# Your task
Find the lines holding "JSON" and copy them.

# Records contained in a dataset
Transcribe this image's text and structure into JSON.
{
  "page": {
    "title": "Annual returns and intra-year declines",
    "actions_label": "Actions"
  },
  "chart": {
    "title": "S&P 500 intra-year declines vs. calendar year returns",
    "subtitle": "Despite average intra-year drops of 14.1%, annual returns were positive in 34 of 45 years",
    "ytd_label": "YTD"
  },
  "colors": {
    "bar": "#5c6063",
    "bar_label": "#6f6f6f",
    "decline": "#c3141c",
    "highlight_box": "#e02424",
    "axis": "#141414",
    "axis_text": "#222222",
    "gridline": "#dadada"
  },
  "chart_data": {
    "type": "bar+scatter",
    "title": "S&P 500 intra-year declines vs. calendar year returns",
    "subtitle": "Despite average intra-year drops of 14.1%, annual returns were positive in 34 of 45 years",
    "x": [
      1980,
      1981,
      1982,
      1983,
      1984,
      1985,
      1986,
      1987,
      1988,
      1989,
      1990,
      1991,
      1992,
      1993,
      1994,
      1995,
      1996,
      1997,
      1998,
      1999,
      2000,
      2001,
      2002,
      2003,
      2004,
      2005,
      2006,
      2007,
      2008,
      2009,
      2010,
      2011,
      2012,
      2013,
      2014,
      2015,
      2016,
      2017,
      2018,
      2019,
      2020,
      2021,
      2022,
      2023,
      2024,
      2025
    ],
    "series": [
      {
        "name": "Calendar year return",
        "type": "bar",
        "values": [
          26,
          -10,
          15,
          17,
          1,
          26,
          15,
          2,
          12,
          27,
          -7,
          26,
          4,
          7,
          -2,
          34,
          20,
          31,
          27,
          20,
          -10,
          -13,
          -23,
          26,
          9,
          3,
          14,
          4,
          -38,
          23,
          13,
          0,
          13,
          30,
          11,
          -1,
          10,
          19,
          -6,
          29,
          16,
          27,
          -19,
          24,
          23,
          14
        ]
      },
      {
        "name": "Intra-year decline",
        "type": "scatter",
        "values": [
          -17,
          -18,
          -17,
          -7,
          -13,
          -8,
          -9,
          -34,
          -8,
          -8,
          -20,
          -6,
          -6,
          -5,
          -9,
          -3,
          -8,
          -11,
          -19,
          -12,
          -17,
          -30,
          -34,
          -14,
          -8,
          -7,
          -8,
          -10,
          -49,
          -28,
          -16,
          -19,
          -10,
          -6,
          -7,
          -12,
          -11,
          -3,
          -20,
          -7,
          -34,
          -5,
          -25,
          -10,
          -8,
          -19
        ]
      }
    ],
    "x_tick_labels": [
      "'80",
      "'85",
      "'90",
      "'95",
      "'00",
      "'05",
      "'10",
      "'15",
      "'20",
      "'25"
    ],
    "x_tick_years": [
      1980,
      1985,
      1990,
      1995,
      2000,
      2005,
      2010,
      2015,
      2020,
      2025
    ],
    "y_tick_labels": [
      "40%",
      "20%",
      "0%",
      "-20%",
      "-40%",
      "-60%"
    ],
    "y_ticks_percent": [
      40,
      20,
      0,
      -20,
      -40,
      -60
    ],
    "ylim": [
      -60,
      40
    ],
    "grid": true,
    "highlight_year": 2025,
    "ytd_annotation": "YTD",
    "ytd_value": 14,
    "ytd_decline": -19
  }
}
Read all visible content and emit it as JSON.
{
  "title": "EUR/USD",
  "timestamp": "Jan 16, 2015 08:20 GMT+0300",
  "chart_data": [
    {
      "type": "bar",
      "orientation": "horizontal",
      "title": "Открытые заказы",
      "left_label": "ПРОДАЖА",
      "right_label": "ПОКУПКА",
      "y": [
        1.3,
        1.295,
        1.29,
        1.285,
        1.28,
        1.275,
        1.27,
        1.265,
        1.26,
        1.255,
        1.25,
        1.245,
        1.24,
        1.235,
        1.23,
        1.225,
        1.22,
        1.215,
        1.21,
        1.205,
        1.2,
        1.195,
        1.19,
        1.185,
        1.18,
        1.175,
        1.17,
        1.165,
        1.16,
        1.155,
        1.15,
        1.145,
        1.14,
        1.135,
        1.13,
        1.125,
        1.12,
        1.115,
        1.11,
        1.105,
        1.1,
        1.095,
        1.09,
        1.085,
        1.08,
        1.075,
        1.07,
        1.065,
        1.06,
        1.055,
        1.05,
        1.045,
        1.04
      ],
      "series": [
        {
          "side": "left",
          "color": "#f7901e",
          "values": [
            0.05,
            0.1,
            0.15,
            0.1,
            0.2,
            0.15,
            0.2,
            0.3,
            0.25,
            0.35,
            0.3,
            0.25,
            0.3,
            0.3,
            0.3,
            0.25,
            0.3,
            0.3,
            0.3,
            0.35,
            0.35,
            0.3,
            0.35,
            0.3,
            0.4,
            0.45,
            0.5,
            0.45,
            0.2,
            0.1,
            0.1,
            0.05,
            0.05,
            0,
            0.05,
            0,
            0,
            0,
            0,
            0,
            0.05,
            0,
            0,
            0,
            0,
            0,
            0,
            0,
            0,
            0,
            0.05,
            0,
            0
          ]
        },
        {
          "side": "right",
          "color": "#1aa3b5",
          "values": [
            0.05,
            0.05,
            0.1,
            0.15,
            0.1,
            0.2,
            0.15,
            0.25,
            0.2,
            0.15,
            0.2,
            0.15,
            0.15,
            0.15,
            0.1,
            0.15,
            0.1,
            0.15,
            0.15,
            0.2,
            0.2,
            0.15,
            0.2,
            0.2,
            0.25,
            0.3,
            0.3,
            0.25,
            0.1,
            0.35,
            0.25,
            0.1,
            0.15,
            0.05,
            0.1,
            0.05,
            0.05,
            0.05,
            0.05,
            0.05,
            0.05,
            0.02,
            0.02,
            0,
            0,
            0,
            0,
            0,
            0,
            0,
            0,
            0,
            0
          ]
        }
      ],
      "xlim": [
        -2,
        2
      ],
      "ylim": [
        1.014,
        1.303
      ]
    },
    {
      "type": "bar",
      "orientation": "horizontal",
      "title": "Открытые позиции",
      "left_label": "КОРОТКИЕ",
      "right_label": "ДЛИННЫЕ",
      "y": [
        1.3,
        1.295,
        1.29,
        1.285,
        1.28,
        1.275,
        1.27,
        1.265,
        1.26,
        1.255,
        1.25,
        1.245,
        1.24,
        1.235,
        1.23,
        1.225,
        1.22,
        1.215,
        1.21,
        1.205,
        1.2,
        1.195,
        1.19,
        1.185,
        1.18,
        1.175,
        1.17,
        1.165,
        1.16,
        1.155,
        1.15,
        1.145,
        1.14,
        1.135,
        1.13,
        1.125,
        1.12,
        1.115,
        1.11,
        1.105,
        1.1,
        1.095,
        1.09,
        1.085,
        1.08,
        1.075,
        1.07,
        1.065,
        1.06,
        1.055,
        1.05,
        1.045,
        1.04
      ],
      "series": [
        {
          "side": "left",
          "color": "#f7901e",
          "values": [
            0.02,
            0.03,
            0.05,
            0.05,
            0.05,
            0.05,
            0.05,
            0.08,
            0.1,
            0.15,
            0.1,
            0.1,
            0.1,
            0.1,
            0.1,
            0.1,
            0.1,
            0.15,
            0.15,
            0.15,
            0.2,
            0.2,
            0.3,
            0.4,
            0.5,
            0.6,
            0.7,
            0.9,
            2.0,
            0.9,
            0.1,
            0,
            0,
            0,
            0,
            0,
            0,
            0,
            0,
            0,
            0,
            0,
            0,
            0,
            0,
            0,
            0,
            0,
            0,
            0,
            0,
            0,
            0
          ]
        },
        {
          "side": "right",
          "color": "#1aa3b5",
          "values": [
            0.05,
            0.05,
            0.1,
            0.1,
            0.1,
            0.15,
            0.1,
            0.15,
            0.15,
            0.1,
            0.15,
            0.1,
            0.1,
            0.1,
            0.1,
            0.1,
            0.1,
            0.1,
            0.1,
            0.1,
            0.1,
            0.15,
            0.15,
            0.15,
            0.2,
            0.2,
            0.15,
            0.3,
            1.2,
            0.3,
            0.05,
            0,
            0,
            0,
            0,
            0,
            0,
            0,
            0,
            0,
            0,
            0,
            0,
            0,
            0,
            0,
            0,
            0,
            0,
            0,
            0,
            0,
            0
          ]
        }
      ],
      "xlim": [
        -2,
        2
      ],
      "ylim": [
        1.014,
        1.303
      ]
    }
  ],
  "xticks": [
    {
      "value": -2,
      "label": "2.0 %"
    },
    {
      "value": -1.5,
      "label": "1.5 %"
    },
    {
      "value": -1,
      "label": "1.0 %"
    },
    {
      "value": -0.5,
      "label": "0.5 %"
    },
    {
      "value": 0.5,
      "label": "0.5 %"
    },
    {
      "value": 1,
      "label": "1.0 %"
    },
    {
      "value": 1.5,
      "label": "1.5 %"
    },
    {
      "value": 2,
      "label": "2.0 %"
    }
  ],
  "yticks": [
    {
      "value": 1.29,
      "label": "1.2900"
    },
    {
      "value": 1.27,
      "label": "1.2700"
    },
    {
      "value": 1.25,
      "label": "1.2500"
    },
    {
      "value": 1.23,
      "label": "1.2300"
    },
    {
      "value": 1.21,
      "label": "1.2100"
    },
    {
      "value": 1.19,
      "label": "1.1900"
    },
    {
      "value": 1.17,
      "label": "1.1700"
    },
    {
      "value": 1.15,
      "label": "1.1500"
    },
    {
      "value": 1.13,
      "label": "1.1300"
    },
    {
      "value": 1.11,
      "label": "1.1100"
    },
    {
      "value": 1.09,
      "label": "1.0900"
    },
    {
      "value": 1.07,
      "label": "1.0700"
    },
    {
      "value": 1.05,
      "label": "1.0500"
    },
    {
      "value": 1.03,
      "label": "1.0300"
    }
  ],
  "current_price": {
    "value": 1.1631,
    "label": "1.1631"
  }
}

# Solution to this task
Transcribe this image's text and structure into JSON.
Read all visible content and emit it as JSON.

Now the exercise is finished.